## Recorded information

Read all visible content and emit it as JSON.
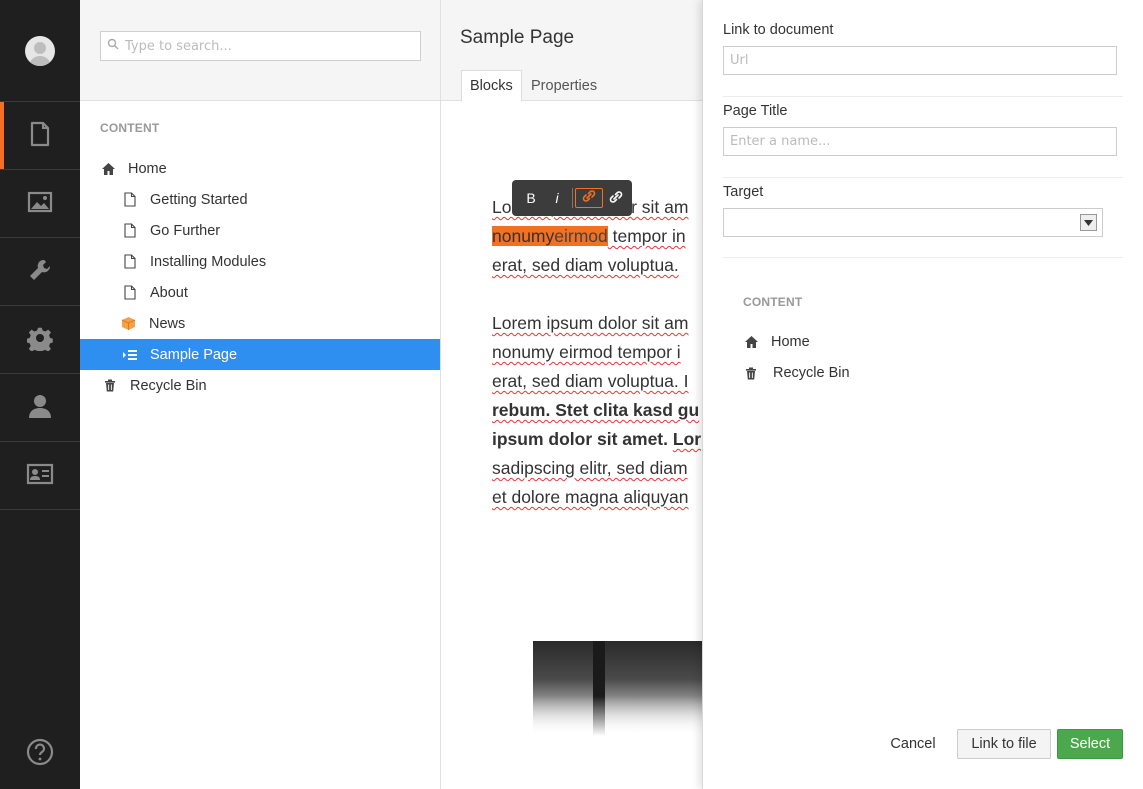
{
  "colors": {
    "accent": "#f36f21",
    "selection": "#2e8ff0",
    "success": "#4ca84c",
    "rail": "#1f1f1f"
  },
  "rail": {
    "items": [
      {
        "name": "content",
        "icon": "document-icon"
      },
      {
        "name": "media",
        "icon": "image-icon"
      },
      {
        "name": "settings",
        "icon": "wrench-icon"
      },
      {
        "name": "developer",
        "icon": "gear-icon"
      },
      {
        "name": "users",
        "icon": "user-icon"
      },
      {
        "name": "members",
        "icon": "id-card-icon"
      }
    ],
    "help_icon": "help-icon"
  },
  "tree": {
    "search_placeholder": "Type to search...",
    "section_label": "CONTENT",
    "items": [
      {
        "label": "Home",
        "icon": "home-icon"
      },
      {
        "label": "Getting Started",
        "icon": "page-icon"
      },
      {
        "label": "Go Further",
        "icon": "page-icon"
      },
      {
        "label": "Installing Modules",
        "icon": "page-icon"
      },
      {
        "label": "About",
        "icon": "page-icon"
      },
      {
        "label": "News",
        "icon": "box-icon"
      },
      {
        "label": "Sample Page",
        "icon": "list-icon",
        "selected": true
      },
      {
        "label": "Recycle Bin",
        "icon": "trash-icon"
      }
    ]
  },
  "editor": {
    "page_title": "Sample Page",
    "tabs": [
      {
        "label": "Blocks",
        "active": true
      },
      {
        "label": "Properties"
      }
    ],
    "toolbar": {
      "bold": "B",
      "italic": "i"
    },
    "paragraph1": {
      "line1": "Lorem ipsum dolor sit am",
      "line2_hl_a": "nonumy",
      "line2_hl_b": "eirmod",
      "line2_rest": " tempor in",
      "line3": "erat, sed diam voluptua."
    },
    "paragraph2": {
      "line1": "Lorem ipsum dolor sit am",
      "line2": "nonumy eirmod tempor i",
      "line3": "erat, sed diam voluptua. I",
      "line4": "rebum. Stet clita kasd gu",
      "line5a": "ipsum dolor sit amet. ",
      "line5b": "Lor",
      "line6": "sadipscing elitr, sed diam",
      "line7": "et dolore magna aliquyan"
    }
  },
  "dialog": {
    "link_label": "Link to document",
    "link_placeholder": "Url",
    "title_label": "Page Title",
    "title_placeholder": "Enter a name...",
    "target_label": "Target",
    "target_value": "",
    "section_label": "CONTENT",
    "tree": [
      {
        "label": "Home",
        "icon": "home-icon"
      },
      {
        "label": "Recycle Bin",
        "icon": "trash-icon"
      }
    ],
    "buttons": {
      "cancel": "Cancel",
      "link_file": "Link to file",
      "select": "Select"
    }
  }
}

## The request
Copy the material above in full and exactly, skipping pictures.

## Task result
Read all visible content and emit it as JSON.
{
  "colors": {
    "accent": "#f36f21",
    "selection": "#2e8ff0",
    "success": "#4ca84c",
    "rail": "#1f1f1f"
  },
  "rail": {
    "items": [
      {
        "name": "content",
        "icon": "document-icon"
      },
      {
        "name": "media",
        "icon": "image-icon"
      },
      {
        "name": "settings",
        "icon": "wrench-icon"
      },
      {
        "name": "developer",
        "icon": "gear-icon"
      },
      {
        "name": "users",
        "icon": "user-icon"
      },
      {
        "name": "members",
        "icon": "id-card-icon"
      }
    ],
    "help_icon": "help-icon"
  },
  "tree": {
    "search_placeholder": "Type to search...",
    "section_label": "CONTENT",
    "items": [
      {
        "label": "Home",
        "icon": "home-icon"
      },
      {
        "label": "Getting Started",
        "icon": "page-icon"
      },
      {
        "label": "Go Further",
        "icon": "page-icon"
      },
      {
        "label": "Installing Modules",
        "icon": "page-icon"
      },
      {
        "label": "About",
        "icon": "page-icon"
      },
      {
        "label": "News",
        "icon": "box-icon"
      },
      {
        "label": "Sample Page",
        "icon": "list-icon",
        "selected": true
      },
      {
        "label": "Recycle Bin",
        "icon": "trash-icon"
      }
    ]
  },
  "editor": {
    "page_title": "Sample Page",
    "tabs": [
      {
        "label": "Blocks",
        "active": true
      },
      {
        "label": "Properties"
      }
    ],
    "toolbar": {
      "bold": "B",
      "italic": "i"
    },
    "paragraph1": {
      "line1": "Lorem ipsum dolor sit am",
      "line2_hl_a": "nonumy",
      "line2_hl_b": "eirmod",
      "line2_rest": " tempor in",
      "line3": "erat, sed diam voluptua."
    },
    "paragraph2": {
      "line1": "Lorem ipsum dolor sit am",
      "line2": "nonumy eirmod tempor i",
      "line3": "erat, sed diam voluptua. I",
      "line4": "rebum. Stet clita kasd gu",
      "line5a": "ipsum dolor sit amet. ",
      "line5b": "Lor",
      "line6": "sadipscing elitr, sed diam",
      "line7": "et dolore magna aliquyan"
    }
  },
  "dialog": {
    "link_label": "Link to document",
    "link_placeholder": "Url",
    "title_label": "Page Title",
    "title_placeholder": "Enter a name...",
    "target_label": "Target",
    "target_value": "",
    "section_label": "CONTENT",
    "tree": [
      {
        "label": "Home",
        "icon": "home-icon"
      },
      {
        "label": "Recycle Bin",
        "icon": "trash-icon"
      }
    ],
    "buttons": {
      "cancel": "Cancel",
      "link_file": "Link to file",
      "select": "Select"
    }
  }
}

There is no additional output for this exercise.